Leave out the pictures and reproduce all of the data exactly.

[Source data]
== == ==

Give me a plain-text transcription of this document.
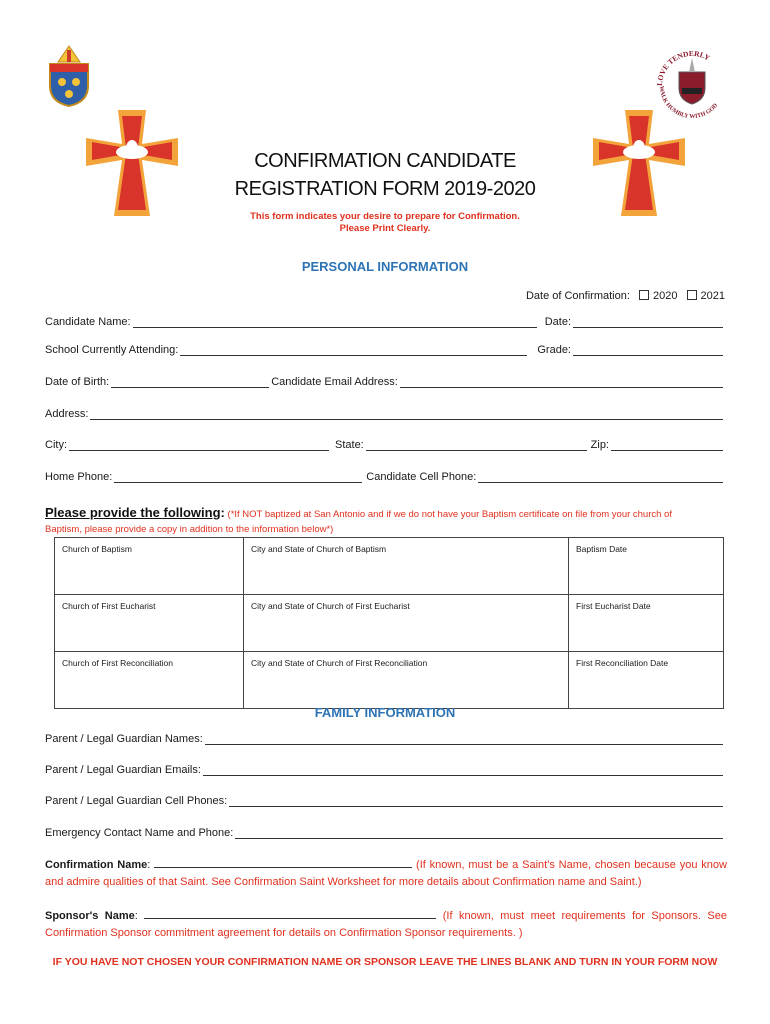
LOVE TENDERLY
WALK HUMBLY WITH GOD
CONFIRMATION CANDIDATE
REGISTRATION FORM 2019-2020
This form indicates your desire to prepare for Confirmation.
Please Print Clearly.
PERSONAL INFORMATION
Date of Confirmation: 2020 2021
Candidate Name:	Date:
School Currently Attending:	Grade:
Date of Birth:	Candidate Email Address:
Address:
City:	State:	Zip:
Home Phone:	Candidate Cell Phone:
Please provide the following: (*If NOT baptized at San Antonio and if we do not have your Baptism certificate on file from your church of
Baptism, please provide a copy in addition to the information below*)
Church of Baptism	City and State of Church of Baptism	Baptism Date
Church of First Eucharist	City and State of Church of First Eucharist	First Eucharist Date
Church of First Reconciliation	City and State of Church of First Reconciliation	First Reconciliation Date
FAMILY INFORMATION
Parent / Legal Guardian Names:
Parent / Legal Guardian Emails:
Parent / Legal Guardian Cell Phones:
Emergency Contact Name and Phone:
Confirmation Name:	(If known, must be a Saint's Name, chosen because you know and admire qualities of that Saint. See Confirmation Saint Worksheet for more details about Confirmation name and Saint.)
Sponsor's Name:	(If known, must meet requirements for Sponsors. See Confirmation Sponsor commitment agreement for details on Confirmation Sponsor requirements. )
IF YOU HAVE NOT CHOSEN YOUR CONFIRMATION NAME OR SPONSOR LEAVE THE LINES BLANK AND TURN IN YOUR FORM NOW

== == ==

## TASK SOLUTION
Give me a plain-text transcription of this document.
LOVE TENDERLY
WALK HUMBLY WITH GOD
CONFIRMATION CANDIDATE
REGISTRATION FORM 2019-2020
This form indicates your desire to prepare for Confirmation.
Please Print Clearly.
PERSONAL INFORMATION
Date of Confirmation: 2020 2021
Candidate Name:	Date:
School Currently Attending:	Grade:
Date of Birth:	Candidate Email Address:
Address:
City:	State:	Zip:
Home Phone:	Candidate Cell Phone:
Please provide the following: (*If NOT baptized at San Antonio and if we do not have your Baptism certificate on file from your church of
Baptism, please provide a copy in addition to the information below*)
Church of Baptism	City and State of Church of Baptism	Baptism Date
Church of First Eucharist	City and State of Church of First Eucharist	First Eucharist Date
Church of First Reconciliation	City and State of Church of First Reconciliation	First Reconciliation Date
FAMILY INFORMATION
Parent / Legal Guardian Names:
Parent / Legal Guardian Emails:
Parent / Legal Guardian Cell Phones:
Emergency Contact Name and Phone:
Confirmation Name:	(If known, must be a Saint's Name, chosen because you know and admire qualities of that Saint. See Confirmation Saint Worksheet for more details about Confirmation name and Saint.)
Sponsor's Name:	(If known, must meet requirements for Sponsors. See Confirmation Sponsor commitment agreement for details on Confirmation Sponsor requirements. )
IF YOU HAVE NOT CHOSEN YOUR CONFIRMATION NAME OR SPONSOR LEAVE THE LINES BLANK AND TURN IN YOUR FORM NOW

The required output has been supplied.